Exercise aim:
Can you transcribe the data exactly? Leave the pictures out.

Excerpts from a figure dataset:
:::::
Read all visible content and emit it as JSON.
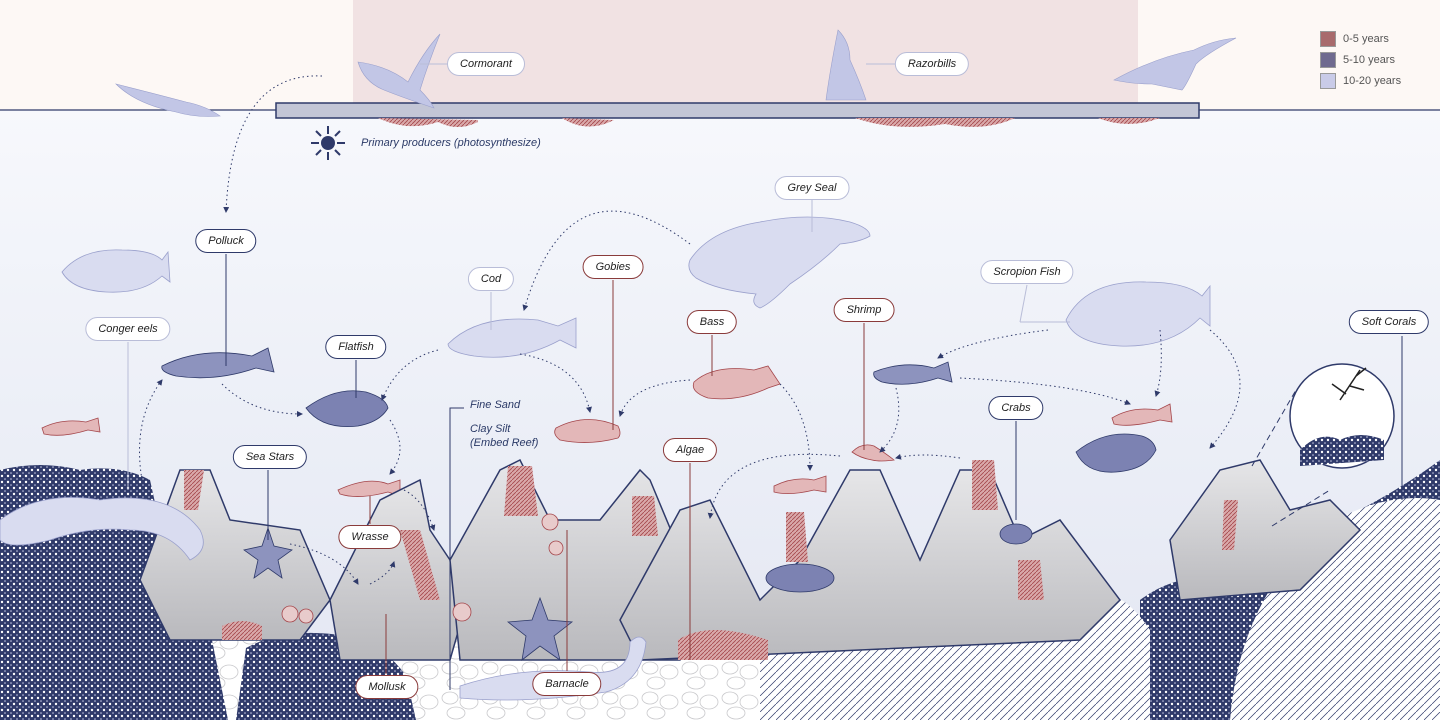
{
  "legend": [
    {
      "label": "0-5 years",
      "color": "#a86b6d"
    },
    {
      "label": "5-10 years",
      "color": "#6f6a8f"
    },
    {
      "label": "10-20 years",
      "color": "#c9cbe8"
    }
  ],
  "colors": {
    "navy": "#2f3a6a",
    "rose": "#b05a5e",
    "pale_species": "#b9bde0",
    "sky_band": "#f1e2e3",
    "concrete": "#cfcfd2"
  },
  "labels": {
    "cormorant": "Cormorant",
    "razorbills": "Razorbills",
    "primary_producers": "Primary producers (photosynthesize)",
    "grey_seal": "Grey Seal",
    "polluck": "Polluck",
    "cod": "Cod",
    "gobies": "Gobies",
    "scorpion_fish": "Scropion Fish",
    "bass": "Bass",
    "shrimp": "Shrimp",
    "conger_eels": "Conger eels",
    "flatfish": "Flatfish",
    "soft_corals": "Soft Corals",
    "fine_sand": "Fine Sand",
    "clay_silt": "Clay Silt (Embed Reef)",
    "crabs": "Crabs",
    "algae": "Algae",
    "sea_stars": "Sea Stars",
    "wrasse": "Wrasse",
    "mollusk": "Mollusk",
    "barnacle": "Barnacle"
  },
  "icons": {
    "sun": "sun-icon",
    "birds": "bird-icon",
    "fish": "fish-icon",
    "seal": "seal-icon",
    "crab": "crab-icon",
    "starfish": "starfish-icon",
    "coral": "coral-icon",
    "eel": "eel-icon"
  }
}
:::::
The response:
Read all visible content and emit it as JSON.
{
  "legend": [
    {
      "label": "0-5 years",
      "color": "#a86b6d"
    },
    {
      "label": "5-10 years",
      "color": "#6f6a8f"
    },
    {
      "label": "10-20 years",
      "color": "#c9cbe8"
    }
  ],
  "colors": {
    "navy": "#2f3a6a",
    "rose": "#b05a5e",
    "pale_species": "#b9bde0",
    "sky_band": "#f1e2e3",
    "concrete": "#cfcfd2"
  },
  "labels": {
    "cormorant": "Cormorant",
    "razorbills": "Razorbills",
    "primary_producers": "Primary producers (photosynthesize)",
    "grey_seal": "Grey Seal",
    "polluck": "Polluck",
    "cod": "Cod",
    "gobies": "Gobies",
    "scorpion_fish": "Scropion Fish",
    "bass": "Bass",
    "shrimp": "Shrimp",
    "conger_eels": "Conger eels",
    "flatfish": "Flatfish",
    "soft_corals": "Soft Corals",
    "fine_sand": "Fine Sand",
    "clay_silt": "Clay Silt (Embed Reef)",
    "crabs": "Crabs",
    "algae": "Algae",
    "sea_stars": "Sea Stars",
    "wrasse": "Wrasse",
    "mollusk": "Mollusk",
    "barnacle": "Barnacle"
  },
  "icons": {
    "sun": "sun-icon",
    "birds": "bird-icon",
    "fish": "fish-icon",
    "seal": "seal-icon",
    "crab": "crab-icon",
    "starfish": "starfish-icon",
    "coral": "coral-icon",
    "eel": "eel-icon"
  }
}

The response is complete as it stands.